───── Quoted passage

Tag Archives: bead societies

The Quest for the Perfect Lampwork Bead

The current economy seems to have driven many jewelry makers to go for mass produced, imported beads. While they have their place, quality jewelry must start with quality beads.
 
I have become a “cyber friend” of a magnificient lampwork bead artist, Joan Prichard.
 
I asked if she would do a “Guest Artist” article for our organization. I am delighted that she accepted the opportunity to share her knowledge of beads with us.
 
Let me introduce Joan to you. Several of you may be acquainted with her if you subscribe to either Art Jewelry or The Flow magazines. She was featured as one of Flow Magazine’s Women of Glass for 2010 and her work was published in Art Jewelry’s January, 2011 edition.
 

 

Joan Prichard

 

The Quest for the Perfect Lampwork Bead

by Joan Prichard

 
First it’s important to understand the artistic process behind making a quality bead. While there is an abundance of inexpensive beads on the market, be aware that you do tend to get what you pay for.

Some of the more complex beads that have intricate designs, use foils, special reactive glasses or murrini may command a higher price due to the cost of materials as well as the skill level and time involved.

Bracelet by Joan

If you are buying a bead set, check to ensure the beads fit nicely against each other and that they are all basically a uniform size and shape. Often when a lamp worker uses a mold or press to shape the bead, the molten glass meeting the cold surface of the mold can create a pattern of ripples on the surface of the bead called chill marks. An experienced lampwork artist will “heat polish” these marks away with the heat of the flame.

Look for cracks especially around the bead hole, and also make sure the bead is free of nicks and burrs. Jagged edges around the bead hole can fray or even break beading materials. Also check the bead hole to ensure that all bead release has been removed.

Check For Details!

Lampworkers use a coating of bead release on the mandrel. The release keeps the bead from sticking to the mandrel so that it can easily be removed. After the bead is cooled, the lamp worker should remove all traces of bead release. Otherwise, this substance can coat your stringing materials and flake onto clothing.

Evaluate The Comformation

Evaluate the bead’s overall appearance. If it is round is it balanced? Granted, lampwork beads are handcrafted. However, the bead should be pleasing from all sides and the design should be symmetrical.

More experienced lampworkers tend to concentrate more on the finished elements of the bead such as a pleasing shape. Beginning lampworkers are more focused on the overall mechanics of operating the torch and are less focused on the finer details.

──────────
───── Provided records

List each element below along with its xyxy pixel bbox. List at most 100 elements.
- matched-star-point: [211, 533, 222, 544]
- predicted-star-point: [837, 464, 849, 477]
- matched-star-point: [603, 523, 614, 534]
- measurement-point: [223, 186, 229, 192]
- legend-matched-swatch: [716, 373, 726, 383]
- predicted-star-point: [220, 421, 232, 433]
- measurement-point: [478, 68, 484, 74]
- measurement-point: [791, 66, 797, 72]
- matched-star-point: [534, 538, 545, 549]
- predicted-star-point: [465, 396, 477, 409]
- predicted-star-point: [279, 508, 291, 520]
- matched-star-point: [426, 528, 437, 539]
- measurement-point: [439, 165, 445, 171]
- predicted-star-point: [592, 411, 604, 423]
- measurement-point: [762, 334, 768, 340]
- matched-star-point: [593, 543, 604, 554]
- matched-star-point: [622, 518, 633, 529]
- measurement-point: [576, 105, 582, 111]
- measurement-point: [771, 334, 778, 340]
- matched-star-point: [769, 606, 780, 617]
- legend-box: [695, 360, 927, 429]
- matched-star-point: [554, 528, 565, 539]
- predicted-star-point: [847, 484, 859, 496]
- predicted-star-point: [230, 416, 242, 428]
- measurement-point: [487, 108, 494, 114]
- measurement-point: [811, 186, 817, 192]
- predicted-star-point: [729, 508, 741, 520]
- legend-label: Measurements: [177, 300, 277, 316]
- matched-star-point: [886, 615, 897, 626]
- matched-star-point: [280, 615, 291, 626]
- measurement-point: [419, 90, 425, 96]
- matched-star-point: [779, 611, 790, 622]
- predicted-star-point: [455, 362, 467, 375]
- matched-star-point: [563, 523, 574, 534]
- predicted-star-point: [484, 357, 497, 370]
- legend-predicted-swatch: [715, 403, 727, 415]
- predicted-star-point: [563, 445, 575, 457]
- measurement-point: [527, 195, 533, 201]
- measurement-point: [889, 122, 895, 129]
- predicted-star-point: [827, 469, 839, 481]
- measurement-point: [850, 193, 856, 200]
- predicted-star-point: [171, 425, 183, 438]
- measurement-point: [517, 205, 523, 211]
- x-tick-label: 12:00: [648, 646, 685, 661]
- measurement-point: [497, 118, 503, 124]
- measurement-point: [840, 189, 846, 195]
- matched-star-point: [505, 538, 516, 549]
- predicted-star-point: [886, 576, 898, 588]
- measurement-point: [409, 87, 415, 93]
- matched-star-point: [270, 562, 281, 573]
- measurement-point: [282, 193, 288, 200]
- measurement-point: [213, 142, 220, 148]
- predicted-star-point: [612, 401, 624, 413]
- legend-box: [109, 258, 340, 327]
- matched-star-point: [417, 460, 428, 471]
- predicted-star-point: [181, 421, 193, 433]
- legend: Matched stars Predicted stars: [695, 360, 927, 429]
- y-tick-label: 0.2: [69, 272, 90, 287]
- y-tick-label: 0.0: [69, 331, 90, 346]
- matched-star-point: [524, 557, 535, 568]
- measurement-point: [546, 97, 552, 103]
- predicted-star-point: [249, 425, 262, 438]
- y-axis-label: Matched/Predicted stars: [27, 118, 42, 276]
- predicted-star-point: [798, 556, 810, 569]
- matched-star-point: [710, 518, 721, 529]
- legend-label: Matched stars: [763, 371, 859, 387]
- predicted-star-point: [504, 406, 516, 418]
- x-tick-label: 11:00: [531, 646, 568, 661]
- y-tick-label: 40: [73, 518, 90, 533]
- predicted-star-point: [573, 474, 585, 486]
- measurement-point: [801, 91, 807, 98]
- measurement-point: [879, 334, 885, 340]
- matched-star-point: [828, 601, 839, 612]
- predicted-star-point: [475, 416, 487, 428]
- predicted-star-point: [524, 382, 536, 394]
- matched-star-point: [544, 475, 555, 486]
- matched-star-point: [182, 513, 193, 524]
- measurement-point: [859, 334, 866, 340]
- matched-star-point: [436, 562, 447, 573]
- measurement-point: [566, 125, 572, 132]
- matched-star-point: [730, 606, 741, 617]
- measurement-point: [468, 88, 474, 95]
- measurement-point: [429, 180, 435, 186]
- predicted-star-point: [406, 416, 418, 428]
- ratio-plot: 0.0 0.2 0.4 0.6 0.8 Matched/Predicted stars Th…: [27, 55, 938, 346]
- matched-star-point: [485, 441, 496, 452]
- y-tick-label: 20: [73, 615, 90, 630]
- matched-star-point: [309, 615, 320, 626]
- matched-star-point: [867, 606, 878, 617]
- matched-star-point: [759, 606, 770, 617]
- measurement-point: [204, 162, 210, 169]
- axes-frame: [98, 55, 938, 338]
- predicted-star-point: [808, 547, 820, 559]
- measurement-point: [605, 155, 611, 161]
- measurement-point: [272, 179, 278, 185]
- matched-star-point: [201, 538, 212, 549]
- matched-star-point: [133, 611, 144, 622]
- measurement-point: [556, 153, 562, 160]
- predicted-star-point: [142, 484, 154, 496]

──────────

Goal of the exercise.
Decide whether each statement agrees with the lampwork bead article, answering yes or no and quoting the deciding words of the article.
1. Chill marks are ripples that form when molten glass touches the cold surface of a mold.
2. Bead release should be left in the bead hole to protect stringing materials.
3. Beginning lampworkers concentrate mainly on the finer details of a bead.
The entries above stand apart from the lampwork bead article.

Answer below.
1. Yes: "the molten glass meeting the cold surface of the mold can create a pattern of ripples on the surface of the bead called chill marks"
2. No: "the lamp worker should remove all traces of bead release. Otherwise, this substance can coat your stringing materials and flake onto clothing."
3. No: "Beginning lampworkers are more focused on the overall mechanics of operating the torch and are less focused on the finer details."